Excerpts from a figure dataset
--- --- ---

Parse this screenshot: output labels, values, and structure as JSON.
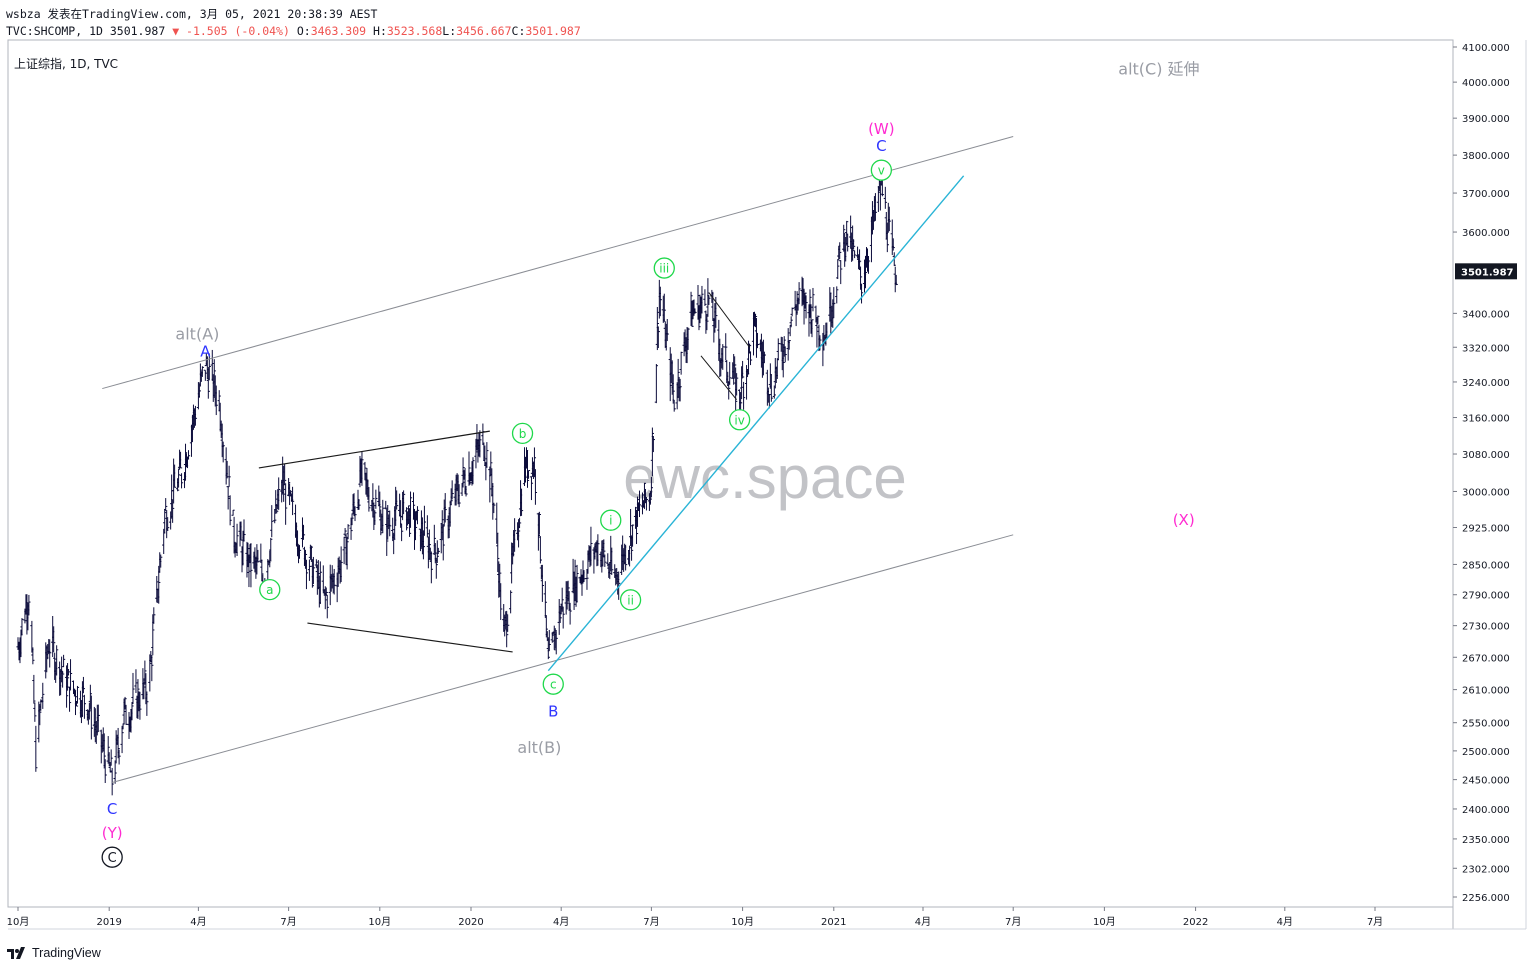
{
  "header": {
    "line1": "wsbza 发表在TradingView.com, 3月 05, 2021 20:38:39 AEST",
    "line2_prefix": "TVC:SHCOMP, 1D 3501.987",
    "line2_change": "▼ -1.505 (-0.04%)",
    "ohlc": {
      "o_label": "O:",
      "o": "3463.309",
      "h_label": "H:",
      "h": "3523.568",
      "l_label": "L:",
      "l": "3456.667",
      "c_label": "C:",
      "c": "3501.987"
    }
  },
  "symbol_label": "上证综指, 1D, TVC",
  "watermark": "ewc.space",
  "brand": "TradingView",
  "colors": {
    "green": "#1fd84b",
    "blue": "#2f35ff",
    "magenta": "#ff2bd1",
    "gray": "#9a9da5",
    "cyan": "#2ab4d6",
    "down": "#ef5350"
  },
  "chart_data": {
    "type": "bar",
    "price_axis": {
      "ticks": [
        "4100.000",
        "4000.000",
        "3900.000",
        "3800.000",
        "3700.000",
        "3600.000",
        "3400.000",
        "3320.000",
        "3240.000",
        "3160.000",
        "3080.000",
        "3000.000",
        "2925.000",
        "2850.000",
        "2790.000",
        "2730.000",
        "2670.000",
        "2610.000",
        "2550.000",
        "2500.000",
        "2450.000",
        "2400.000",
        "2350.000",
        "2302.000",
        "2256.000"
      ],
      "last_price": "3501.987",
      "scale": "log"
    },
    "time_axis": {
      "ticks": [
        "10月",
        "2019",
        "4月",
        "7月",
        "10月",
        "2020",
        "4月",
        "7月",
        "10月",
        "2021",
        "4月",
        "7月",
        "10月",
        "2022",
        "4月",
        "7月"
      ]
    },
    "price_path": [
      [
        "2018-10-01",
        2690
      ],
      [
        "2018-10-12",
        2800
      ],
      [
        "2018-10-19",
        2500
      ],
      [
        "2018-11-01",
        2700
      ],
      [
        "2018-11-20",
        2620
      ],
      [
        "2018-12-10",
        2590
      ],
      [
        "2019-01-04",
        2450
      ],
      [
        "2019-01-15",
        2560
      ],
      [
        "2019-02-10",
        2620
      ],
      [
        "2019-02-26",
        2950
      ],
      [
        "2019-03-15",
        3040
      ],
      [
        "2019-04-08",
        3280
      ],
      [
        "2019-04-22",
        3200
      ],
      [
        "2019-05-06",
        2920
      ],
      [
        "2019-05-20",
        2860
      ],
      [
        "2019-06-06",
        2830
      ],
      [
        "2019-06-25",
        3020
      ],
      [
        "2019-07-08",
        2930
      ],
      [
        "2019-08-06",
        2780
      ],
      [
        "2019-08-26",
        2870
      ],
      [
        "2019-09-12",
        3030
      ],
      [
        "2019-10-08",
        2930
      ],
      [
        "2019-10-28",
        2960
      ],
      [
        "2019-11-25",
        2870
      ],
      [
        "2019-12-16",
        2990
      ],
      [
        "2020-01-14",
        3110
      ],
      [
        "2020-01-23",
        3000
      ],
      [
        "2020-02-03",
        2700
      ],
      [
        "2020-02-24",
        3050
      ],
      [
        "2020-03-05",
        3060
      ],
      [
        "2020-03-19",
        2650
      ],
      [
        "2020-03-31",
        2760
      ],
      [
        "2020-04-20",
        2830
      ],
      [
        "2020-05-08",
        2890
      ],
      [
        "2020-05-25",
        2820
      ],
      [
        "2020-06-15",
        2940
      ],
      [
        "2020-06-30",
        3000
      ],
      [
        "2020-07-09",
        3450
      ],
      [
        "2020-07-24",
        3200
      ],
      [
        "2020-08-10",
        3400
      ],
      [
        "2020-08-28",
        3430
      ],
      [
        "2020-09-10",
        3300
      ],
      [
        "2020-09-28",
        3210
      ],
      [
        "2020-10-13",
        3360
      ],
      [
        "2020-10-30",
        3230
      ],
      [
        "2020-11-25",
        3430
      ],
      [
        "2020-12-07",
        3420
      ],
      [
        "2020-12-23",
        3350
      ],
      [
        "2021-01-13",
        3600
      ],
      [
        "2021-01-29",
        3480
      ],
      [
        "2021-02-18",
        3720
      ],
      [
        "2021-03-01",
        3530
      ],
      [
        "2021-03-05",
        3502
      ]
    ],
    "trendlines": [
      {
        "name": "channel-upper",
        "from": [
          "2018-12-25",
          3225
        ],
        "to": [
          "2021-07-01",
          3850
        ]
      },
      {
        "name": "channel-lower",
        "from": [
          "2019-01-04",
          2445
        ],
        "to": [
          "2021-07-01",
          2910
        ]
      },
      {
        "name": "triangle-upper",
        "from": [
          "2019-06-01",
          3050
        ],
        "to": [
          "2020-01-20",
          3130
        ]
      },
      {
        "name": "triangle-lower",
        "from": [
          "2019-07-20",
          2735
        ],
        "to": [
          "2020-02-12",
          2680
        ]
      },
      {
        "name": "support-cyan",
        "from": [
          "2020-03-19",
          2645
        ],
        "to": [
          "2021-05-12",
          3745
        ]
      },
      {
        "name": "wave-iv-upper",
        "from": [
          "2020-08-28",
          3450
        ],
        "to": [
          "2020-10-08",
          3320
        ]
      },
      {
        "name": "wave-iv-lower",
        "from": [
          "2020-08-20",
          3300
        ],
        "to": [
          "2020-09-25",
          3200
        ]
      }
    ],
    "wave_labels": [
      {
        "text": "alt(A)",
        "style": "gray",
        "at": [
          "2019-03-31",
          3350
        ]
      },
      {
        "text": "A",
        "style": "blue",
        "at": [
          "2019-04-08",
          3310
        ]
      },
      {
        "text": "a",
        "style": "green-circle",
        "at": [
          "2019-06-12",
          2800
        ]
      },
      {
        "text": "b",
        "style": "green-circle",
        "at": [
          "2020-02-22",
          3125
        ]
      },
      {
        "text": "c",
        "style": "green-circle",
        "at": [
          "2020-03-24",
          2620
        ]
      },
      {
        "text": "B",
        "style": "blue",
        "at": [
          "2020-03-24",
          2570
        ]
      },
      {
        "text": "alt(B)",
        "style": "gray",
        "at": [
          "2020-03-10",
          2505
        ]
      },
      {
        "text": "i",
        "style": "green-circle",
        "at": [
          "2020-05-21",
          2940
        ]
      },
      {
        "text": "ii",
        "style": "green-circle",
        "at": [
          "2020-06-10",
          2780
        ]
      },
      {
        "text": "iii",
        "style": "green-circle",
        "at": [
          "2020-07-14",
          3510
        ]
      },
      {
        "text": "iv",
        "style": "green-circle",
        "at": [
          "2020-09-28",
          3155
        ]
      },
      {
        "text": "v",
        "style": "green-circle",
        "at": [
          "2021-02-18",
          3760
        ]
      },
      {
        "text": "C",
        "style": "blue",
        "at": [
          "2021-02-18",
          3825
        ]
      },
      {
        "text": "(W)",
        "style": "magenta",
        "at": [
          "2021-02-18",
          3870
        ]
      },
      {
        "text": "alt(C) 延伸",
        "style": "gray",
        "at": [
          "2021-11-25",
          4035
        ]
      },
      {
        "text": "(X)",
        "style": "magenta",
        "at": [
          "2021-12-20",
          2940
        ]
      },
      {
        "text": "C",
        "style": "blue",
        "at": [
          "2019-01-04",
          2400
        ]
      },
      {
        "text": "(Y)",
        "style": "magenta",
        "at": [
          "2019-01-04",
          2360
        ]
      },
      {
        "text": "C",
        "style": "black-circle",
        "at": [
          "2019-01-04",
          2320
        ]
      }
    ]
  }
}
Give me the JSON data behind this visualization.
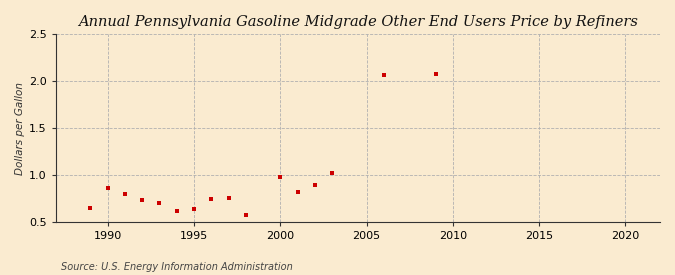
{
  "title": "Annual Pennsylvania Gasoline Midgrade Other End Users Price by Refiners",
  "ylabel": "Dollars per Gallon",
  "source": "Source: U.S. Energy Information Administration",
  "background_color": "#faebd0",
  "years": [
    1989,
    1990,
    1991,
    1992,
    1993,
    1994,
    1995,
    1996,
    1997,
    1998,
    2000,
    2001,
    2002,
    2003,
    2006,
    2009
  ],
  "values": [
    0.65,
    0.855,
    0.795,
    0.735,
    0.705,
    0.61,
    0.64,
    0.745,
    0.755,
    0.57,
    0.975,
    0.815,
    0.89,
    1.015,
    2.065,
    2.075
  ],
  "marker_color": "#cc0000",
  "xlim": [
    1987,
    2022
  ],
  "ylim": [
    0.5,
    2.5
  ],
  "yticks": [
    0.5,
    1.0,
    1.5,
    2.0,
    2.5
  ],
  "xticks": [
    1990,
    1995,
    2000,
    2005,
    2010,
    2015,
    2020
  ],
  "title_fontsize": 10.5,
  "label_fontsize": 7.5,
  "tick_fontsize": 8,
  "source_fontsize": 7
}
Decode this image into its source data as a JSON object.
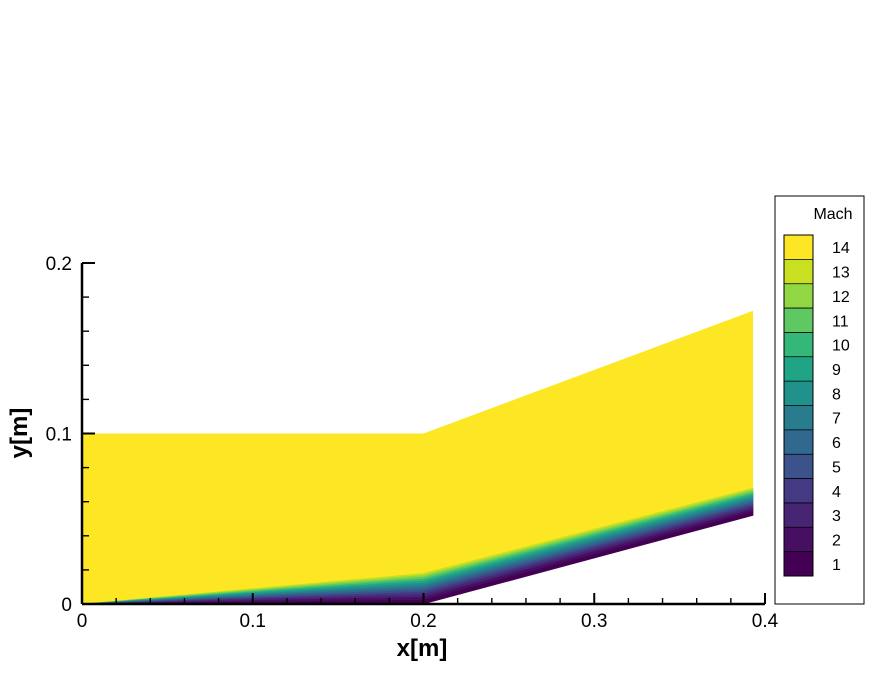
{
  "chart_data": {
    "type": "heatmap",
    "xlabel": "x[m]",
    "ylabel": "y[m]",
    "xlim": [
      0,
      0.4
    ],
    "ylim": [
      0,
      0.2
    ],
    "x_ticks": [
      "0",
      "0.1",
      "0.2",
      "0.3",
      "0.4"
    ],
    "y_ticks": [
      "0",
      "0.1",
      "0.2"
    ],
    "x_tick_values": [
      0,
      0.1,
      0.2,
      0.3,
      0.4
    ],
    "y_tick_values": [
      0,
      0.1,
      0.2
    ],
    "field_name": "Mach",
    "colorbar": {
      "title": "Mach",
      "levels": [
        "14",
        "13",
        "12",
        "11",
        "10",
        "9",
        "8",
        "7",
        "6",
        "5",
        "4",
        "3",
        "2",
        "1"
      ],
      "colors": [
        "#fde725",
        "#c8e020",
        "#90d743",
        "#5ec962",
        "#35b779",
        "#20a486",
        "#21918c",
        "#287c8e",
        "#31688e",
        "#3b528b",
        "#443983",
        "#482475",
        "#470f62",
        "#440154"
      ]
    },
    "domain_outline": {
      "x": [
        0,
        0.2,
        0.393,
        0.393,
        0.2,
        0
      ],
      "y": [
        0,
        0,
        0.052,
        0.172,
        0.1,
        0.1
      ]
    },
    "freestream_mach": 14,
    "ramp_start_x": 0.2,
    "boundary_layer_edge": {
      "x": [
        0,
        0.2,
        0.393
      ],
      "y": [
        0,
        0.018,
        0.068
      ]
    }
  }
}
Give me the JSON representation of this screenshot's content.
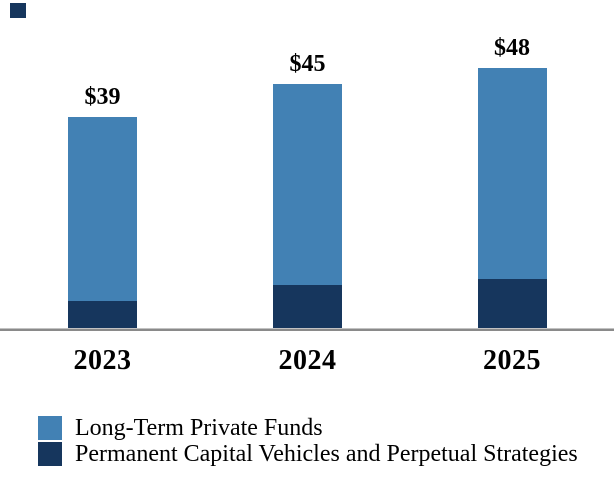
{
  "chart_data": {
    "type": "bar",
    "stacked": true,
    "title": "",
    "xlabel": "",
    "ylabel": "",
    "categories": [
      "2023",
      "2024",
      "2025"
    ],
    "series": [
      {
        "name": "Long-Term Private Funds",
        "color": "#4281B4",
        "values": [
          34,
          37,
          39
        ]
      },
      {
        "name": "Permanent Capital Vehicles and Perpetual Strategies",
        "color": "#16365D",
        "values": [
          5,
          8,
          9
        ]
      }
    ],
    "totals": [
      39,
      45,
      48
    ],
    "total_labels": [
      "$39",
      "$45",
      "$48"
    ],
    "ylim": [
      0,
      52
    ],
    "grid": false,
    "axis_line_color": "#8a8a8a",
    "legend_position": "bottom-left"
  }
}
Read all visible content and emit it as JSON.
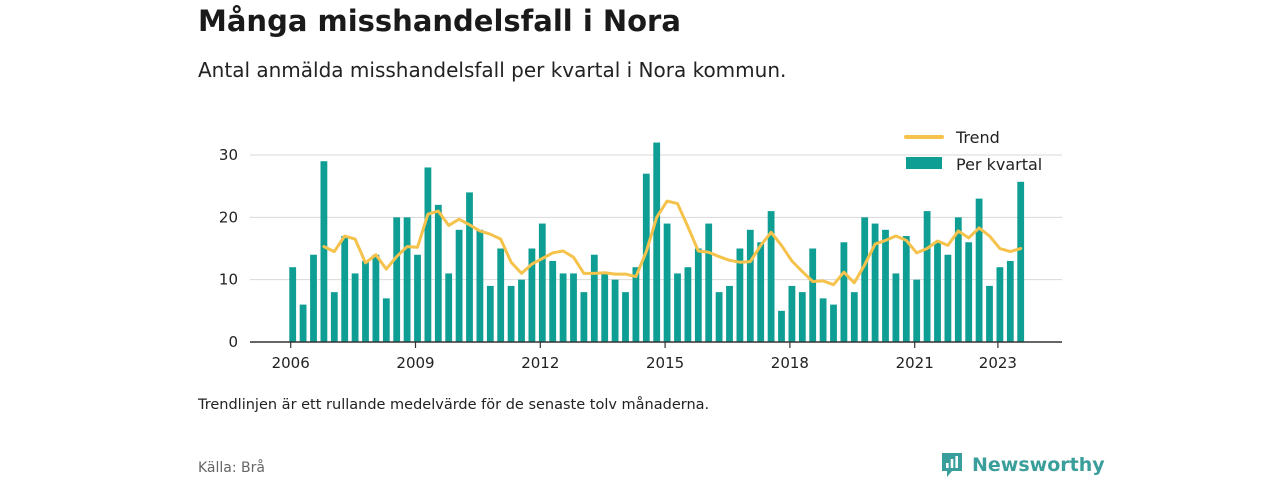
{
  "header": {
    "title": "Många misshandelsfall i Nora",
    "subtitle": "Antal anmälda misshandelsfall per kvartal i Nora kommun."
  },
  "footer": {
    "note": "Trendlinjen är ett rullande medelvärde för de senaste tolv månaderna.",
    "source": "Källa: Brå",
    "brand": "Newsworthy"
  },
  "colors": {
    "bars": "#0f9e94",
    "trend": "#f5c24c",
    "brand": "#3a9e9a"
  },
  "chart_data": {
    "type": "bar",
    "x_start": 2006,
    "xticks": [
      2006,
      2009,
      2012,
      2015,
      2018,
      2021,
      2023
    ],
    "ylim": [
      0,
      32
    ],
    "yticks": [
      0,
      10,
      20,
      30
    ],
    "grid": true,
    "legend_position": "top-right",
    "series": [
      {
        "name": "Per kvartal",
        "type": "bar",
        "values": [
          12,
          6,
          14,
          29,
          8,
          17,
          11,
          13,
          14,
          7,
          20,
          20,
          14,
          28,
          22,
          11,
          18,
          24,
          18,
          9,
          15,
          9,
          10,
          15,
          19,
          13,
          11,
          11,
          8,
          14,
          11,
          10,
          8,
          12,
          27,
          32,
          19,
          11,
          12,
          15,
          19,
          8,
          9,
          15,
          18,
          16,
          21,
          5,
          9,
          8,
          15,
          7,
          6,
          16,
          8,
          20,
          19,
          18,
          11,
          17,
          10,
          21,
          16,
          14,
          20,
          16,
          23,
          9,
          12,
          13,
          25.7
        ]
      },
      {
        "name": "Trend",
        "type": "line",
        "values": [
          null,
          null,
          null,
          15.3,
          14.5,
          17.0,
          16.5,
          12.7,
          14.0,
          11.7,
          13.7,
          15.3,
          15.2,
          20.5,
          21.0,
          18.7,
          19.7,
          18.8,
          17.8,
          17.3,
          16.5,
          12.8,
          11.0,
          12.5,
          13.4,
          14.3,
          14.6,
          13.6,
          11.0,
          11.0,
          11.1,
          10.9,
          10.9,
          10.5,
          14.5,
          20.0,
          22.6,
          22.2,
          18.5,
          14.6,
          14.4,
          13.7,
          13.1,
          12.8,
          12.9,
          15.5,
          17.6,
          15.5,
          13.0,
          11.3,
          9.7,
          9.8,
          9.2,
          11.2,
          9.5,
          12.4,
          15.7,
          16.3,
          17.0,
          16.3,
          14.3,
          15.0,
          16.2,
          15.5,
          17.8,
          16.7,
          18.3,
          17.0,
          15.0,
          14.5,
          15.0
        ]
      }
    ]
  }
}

--- --- ---

• Your task:
Check the data for the word "brand" and pull out the lines that have it.

• Output for this task:
  "brand": "TradingView",
    "brand": "Newsworthy"
    "brand": "#3a9e9a"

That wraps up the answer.